• [EXERCISE BRIEF] Set the listing down again exactly, please, apart from its pictures.

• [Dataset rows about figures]
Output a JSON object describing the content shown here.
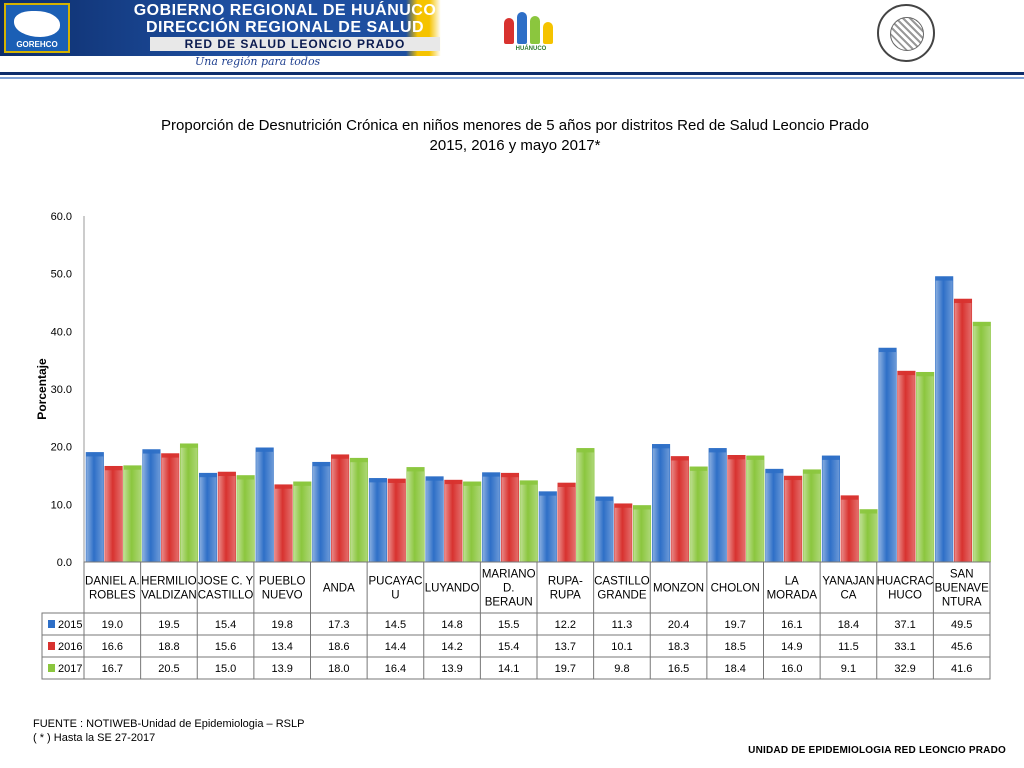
{
  "header": {
    "line1": "GOBIERNO REGIONAL DE HUÁNUCO",
    "line2": "DIRECCIÓN REGIONAL DE SALUD",
    "line3": "RED DE SALUD LEONCIO PRADO",
    "tagline": "Una región para todos",
    "logo_left_label": "GOREHCO",
    "logo_mid_label": "HUÁNUCO",
    "seal_label": "RED NACIONAL DE EPIDEMIOLOGIA · RENACE"
  },
  "colors": {
    "2015": "#2e6fc7",
    "2016": "#d8322f",
    "2017": "#8bc63e"
  },
  "chart_data": {
    "type": "bar",
    "title_line1": "Proporción de Desnutrición Crónica en niños menores de 5 años por distritos Red  de Salud Leoncio Prado",
    "title_line2": "2015, 2016 y  mayo 2017*",
    "ylabel": "Porcentaje",
    "ylim": [
      0,
      60
    ],
    "yticks": [
      "0.0",
      "10.0",
      "20.0",
      "30.0",
      "40.0",
      "50.0",
      "60.0"
    ],
    "grid": false,
    "legend": "table-left",
    "categories": [
      [
        "DANIEL A.",
        "ROBLES"
      ],
      [
        "HERMILIO",
        "VALDIZAN"
      ],
      [
        "JOSE C. Y",
        "CASTILLO"
      ],
      [
        "PUEBLO",
        "NUEVO"
      ],
      [
        "ANDA"
      ],
      [
        "PUCAYAC",
        "U"
      ],
      [
        "LUYANDO"
      ],
      [
        "MARIANO",
        "D.",
        "BERAUN"
      ],
      [
        "RUPA-",
        "RUPA"
      ],
      [
        "CASTILLO",
        "GRANDE"
      ],
      [
        "MONZON"
      ],
      [
        "CHOLON"
      ],
      [
        "LA",
        "MORADA"
      ],
      [
        "YANAJAN",
        "CA"
      ],
      [
        "HUACRAC",
        "HUCO"
      ],
      [
        "SAN",
        "BUENAVE",
        "NTURA"
      ]
    ],
    "series": [
      {
        "name": "2015",
        "values": [
          19.0,
          19.5,
          15.4,
          19.8,
          17.3,
          14.5,
          14.8,
          15.5,
          12.2,
          11.3,
          20.4,
          19.7,
          16.1,
          18.4,
          37.1,
          49.5
        ]
      },
      {
        "name": "2016",
        "values": [
          16.6,
          18.8,
          15.6,
          13.4,
          18.6,
          14.4,
          14.2,
          15.4,
          13.7,
          10.1,
          18.3,
          18.5,
          14.9,
          11.5,
          33.1,
          45.6
        ]
      },
      {
        "name": "2017",
        "values": [
          16.7,
          20.5,
          15.0,
          13.9,
          18.0,
          16.4,
          13.9,
          14.1,
          19.7,
          9.8,
          16.5,
          18.4,
          16.0,
          9.1,
          32.9,
          41.6
        ]
      }
    ]
  },
  "footer": {
    "source": "FUENTE : NOTIWEB-Unidad de Epidemiologia – RSLP",
    "note": "( * ) Hasta la SE  27-2017",
    "unit": "UNIDAD  DE EPIDEMIOLOGIA RED LEONCIO PRADO"
  }
}
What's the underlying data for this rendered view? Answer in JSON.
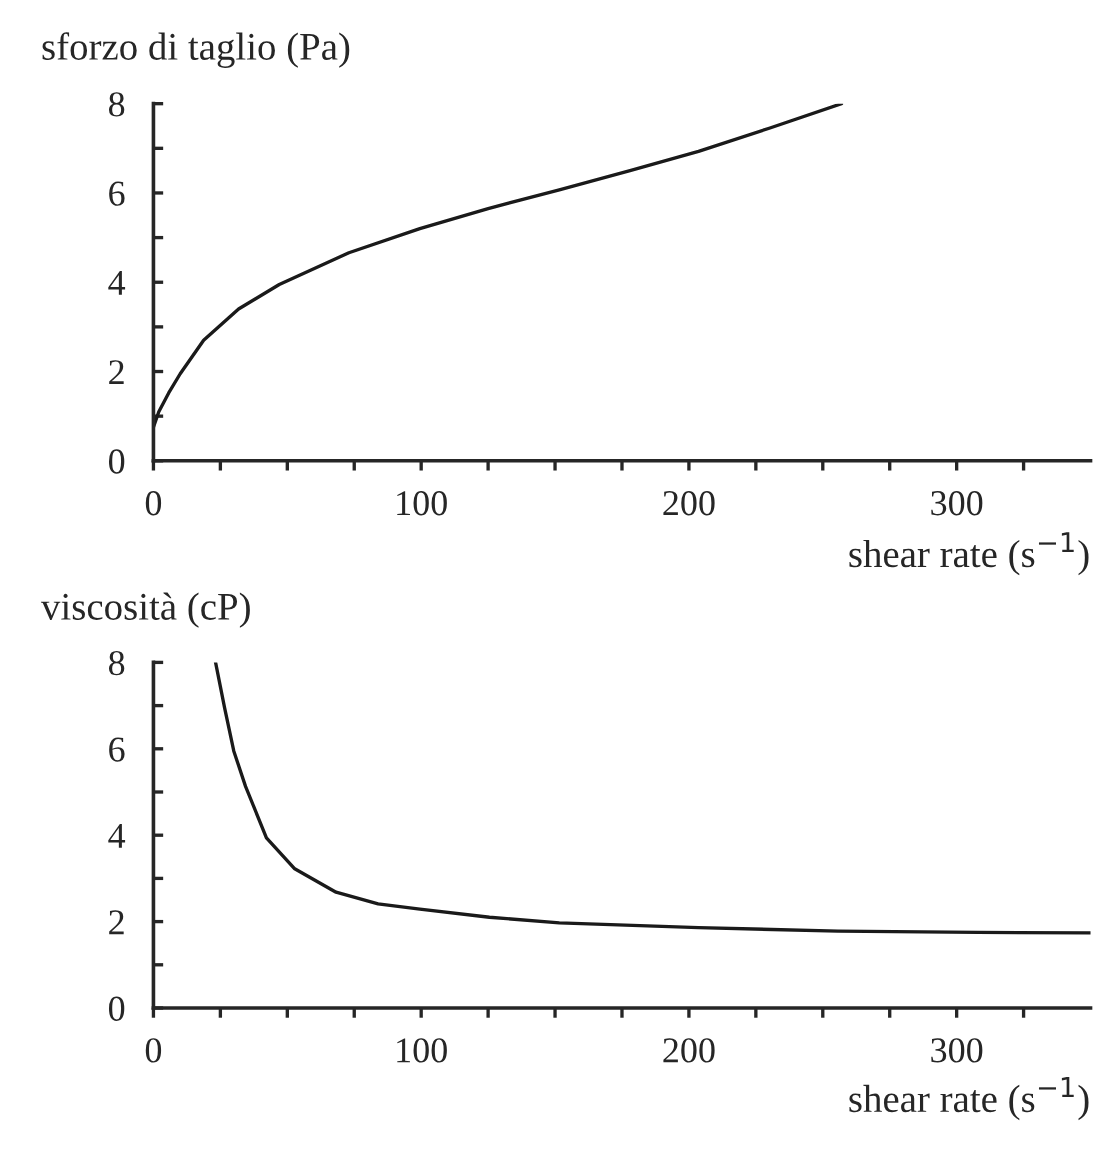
{
  "chart_data": [
    {
      "type": "line",
      "ylabel": "sforzo di taglio (Pa)",
      "xlabel": "shear rate (s$^{−1}$)",
      "series": [
        {
          "color": "#1a1a1a",
          "x": [
            0,
            2,
            5.7,
            10,
            18.75,
            31.8,
            47,
            73,
            99.5,
            125,
            151.6,
            178,
            203.6,
            230,
            257
          ],
          "values": [
            0.75,
            1.1,
            1.52,
            1.95,
            2.7,
            3.4,
            3.95,
            4.66,
            5.2,
            5.65,
            6.07,
            6.5,
            6.93,
            7.45,
            8.0
          ]
        }
      ],
      "xlim": [
        0,
        350
      ],
      "ylim": [
        0,
        8
      ],
      "xticks": [
        0,
        {
          "value": 25,
          "label": null
        },
        {
          "value": 50,
          "label": null
        },
        {
          "value": 75,
          "label": null
        },
        100,
        {
          "value": 125,
          "label": null
        },
        {
          "value": 150,
          "label": null
        },
        {
          "value": 175,
          "label": null
        },
        200,
        {
          "value": 225,
          "label": null
        },
        {
          "value": 250,
          "label": null
        },
        {
          "value": 275,
          "label": null
        },
        300,
        {
          "value": 325,
          "label": null
        }
      ],
      "yticks": [
        0,
        {
          "value": 1,
          "label": null
        },
        2,
        {
          "value": 3,
          "label": null
        },
        4,
        {
          "value": 5,
          "label": null
        },
        6,
        {
          "value": 7,
          "label": null
        },
        8
      ],
      "grid": false,
      "legend": false
    },
    {
      "type": "line",
      "ylabel": "viscosità (cP)",
      "xlabel": "shear rate (s$^{−1}$)",
      "series": [
        {
          "color": "#1a1a1a",
          "x": [
            23.2,
            26.6,
            30,
            34.4,
            42.2,
            52.6,
            68.2,
            83.9,
            99.5,
            125.5,
            151.6,
            203.6,
            255.7,
            307.8,
            350
          ],
          "values": [
            8.0,
            6.94,
            5.95,
            5.13,
            3.94,
            3.23,
            2.68,
            2.41,
            2.29,
            2.1,
            1.97,
            1.86,
            1.78,
            1.75,
            1.74
          ]
        }
      ],
      "xlim": [
        0,
        350
      ],
      "ylim": [
        0,
        8
      ],
      "xticks": [
        0,
        {
          "value": 25,
          "label": null
        },
        {
          "value": 50,
          "label": null
        },
        {
          "value": 75,
          "label": null
        },
        100,
        {
          "value": 125,
          "label": null
        },
        {
          "value": 150,
          "label": null
        },
        {
          "value": 175,
          "label": null
        },
        200,
        {
          "value": 225,
          "label": null
        },
        {
          "value": 250,
          "label": null
        },
        {
          "value": 275,
          "label": null
        },
        300,
        {
          "value": 325,
          "label": null
        }
      ],
      "yticks": [
        0,
        {
          "value": 1,
          "label": null
        },
        2,
        {
          "value": 3,
          "label": null
        },
        4,
        {
          "value": 5,
          "label": null
        },
        6,
        {
          "value": 7,
          "label": null
        },
        8
      ],
      "grid": false,
      "legend": false
    }
  ]
}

• [EXERCISE OUTPUT]
Output a JSON object describing the content shown here.
{
  "header": {
    "line1": "GOBIERNO REGIONAL DE HUÁNUCO",
    "line2": "DIRECCIÓN REGIONAL DE SALUD",
    "line3": "RED DE SALUD LEONCIO PRADO",
    "tagline": "Una región para todos",
    "logo_left_label": "GOREHCO",
    "logo_mid_label": "HUÁNUCO",
    "seal_label": "RED NACIONAL DE EPIDEMIOLOGIA · RENACE"
  },
  "colors": {
    "2015": "#2e6fc7",
    "2016": "#d8322f",
    "2017": "#8bc63e"
  },
  "chart_data": {
    "type": "bar",
    "title_line1": "Proporción de Desnutrición Crónica en niños menores de 5 años por distritos Red  de Salud Leoncio Prado",
    "title_line2": "2015, 2016 y  mayo 2017*",
    "ylabel": "Porcentaje",
    "ylim": [
      0,
      60
    ],
    "yticks": [
      "0.0",
      "10.0",
      "20.0",
      "30.0",
      "40.0",
      "50.0",
      "60.0"
    ],
    "grid": false,
    "legend": "table-left",
    "categories": [
      [
        "DANIEL A.",
        "ROBLES"
      ],
      [
        "HERMILIO",
        "VALDIZAN"
      ],
      [
        "JOSE C. Y",
        "CASTILLO"
      ],
      [
        "PUEBLO",
        "NUEVO"
      ],
      [
        "ANDA"
      ],
      [
        "PUCAYAC",
        "U"
      ],
      [
        "LUYANDO"
      ],
      [
        "MARIANO",
        "D.",
        "BERAUN"
      ],
      [
        "RUPA-",
        "RUPA"
      ],
      [
        "CASTILLO",
        "GRANDE"
      ],
      [
        "MONZON"
      ],
      [
        "CHOLON"
      ],
      [
        "LA",
        "MORADA"
      ],
      [
        "YANAJAN",
        "CA"
      ],
      [
        "HUACRAC",
        "HUCO"
      ],
      [
        "SAN",
        "BUENAVE",
        "NTURA"
      ]
    ],
    "series": [
      {
        "name": "2015",
        "values": [
          19.0,
          19.5,
          15.4,
          19.8,
          17.3,
          14.5,
          14.8,
          15.5,
          12.2,
          11.3,
          20.4,
          19.7,
          16.1,
          18.4,
          37.1,
          49.5
        ]
      },
      {
        "name": "2016",
        "values": [
          16.6,
          18.8,
          15.6,
          13.4,
          18.6,
          14.4,
          14.2,
          15.4,
          13.7,
          10.1,
          18.3,
          18.5,
          14.9,
          11.5,
          33.1,
          45.6
        ]
      },
      {
        "name": "2017",
        "values": [
          16.7,
          20.5,
          15.0,
          13.9,
          18.0,
          16.4,
          13.9,
          14.1,
          19.7,
          9.8,
          16.5,
          18.4,
          16.0,
          9.1,
          32.9,
          41.6
        ]
      }
    ]
  },
  "footer": {
    "source": "FUENTE : NOTIWEB-Unidad de Epidemiologia – RSLP",
    "note": "( * ) Hasta la SE  27-2017",
    "unit": "UNIDAD  DE EPIDEMIOLOGIA RED LEONCIO PRADO"
  }
}
What's the underlying data for this rendered view? Answer in JSON.
{
  "chart_data": [
    {
      "type": "line",
      "ylabel": "sforzo di taglio (Pa)",
      "xlabel": "shear rate (s$^{−1}$)",
      "series": [
        {
          "color": "#1a1a1a",
          "x": [
            0,
            2,
            5.7,
            10,
            18.75,
            31.8,
            47,
            73,
            99.5,
            125,
            151.6,
            178,
            203.6,
            230,
            257
          ],
          "values": [
            0.75,
            1.1,
            1.52,
            1.95,
            2.7,
            3.4,
            3.95,
            4.66,
            5.2,
            5.65,
            6.07,
            6.5,
            6.93,
            7.45,
            8.0
          ]
        }
      ],
      "xlim": [
        0,
        350
      ],
      "ylim": [
        0,
        8
      ],
      "xticks": [
        0,
        {
          "value": 25,
          "label": null
        },
        {
          "value": 50,
          "label": null
        },
        {
          "value": 75,
          "label": null
        },
        100,
        {
          "value": 125,
          "label": null
        },
        {
          "value": 150,
          "label": null
        },
        {
          "value": 175,
          "label": null
        },
        200,
        {
          "value": 225,
          "label": null
        },
        {
          "value": 250,
          "label": null
        },
        {
          "value": 275,
          "label": null
        },
        300,
        {
          "value": 325,
          "label": null
        }
      ],
      "yticks": [
        0,
        {
          "value": 1,
          "label": null
        },
        2,
        {
          "value": 3,
          "label": null
        },
        4,
        {
          "value": 5,
          "label": null
        },
        6,
        {
          "value": 7,
          "label": null
        },
        8
      ],
      "grid": false,
      "legend": false
    },
    {
      "type": "line",
      "ylabel": "viscosità (cP)",
      "xlabel": "shear rate (s$^{−1}$)",
      "series": [
        {
          "color": "#1a1a1a",
          "x": [
            23.2,
            26.6,
            30,
            34.4,
            42.2,
            52.6,
            68.2,
            83.9,
            99.5,
            125.5,
            151.6,
            203.6,
            255.7,
            307.8,
            350
          ],
          "values": [
            8.0,
            6.94,
            5.95,
            5.13,
            3.94,
            3.23,
            2.68,
            2.41,
            2.29,
            2.1,
            1.97,
            1.86,
            1.78,
            1.75,
            1.74
          ]
        }
      ],
      "xlim": [
        0,
        350
      ],
      "ylim": [
        0,
        8
      ],
      "xticks": [
        0,
        {
          "value": 25,
          "label": null
        },
        {
          "value": 50,
          "label": null
        },
        {
          "value": 75,
          "label": null
        },
        100,
        {
          "value": 125,
          "label": null
        },
        {
          "value": 150,
          "label": null
        },
        {
          "value": 175,
          "label": null
        },
        200,
        {
          "value": 225,
          "label": null
        },
        {
          "value": 250,
          "label": null
        },
        {
          "value": 275,
          "label": null
        },
        300,
        {
          "value": 325,
          "label": null
        }
      ],
      "yticks": [
        0,
        {
          "value": 1,
          "label": null
        },
        2,
        {
          "value": 3,
          "label": null
        },
        4,
        {
          "value": 5,
          "label": null
        },
        6,
        {
          "value": 7,
          "label": null
        },
        8
      ],
      "grid": false,
      "legend": false
    }
  ]
}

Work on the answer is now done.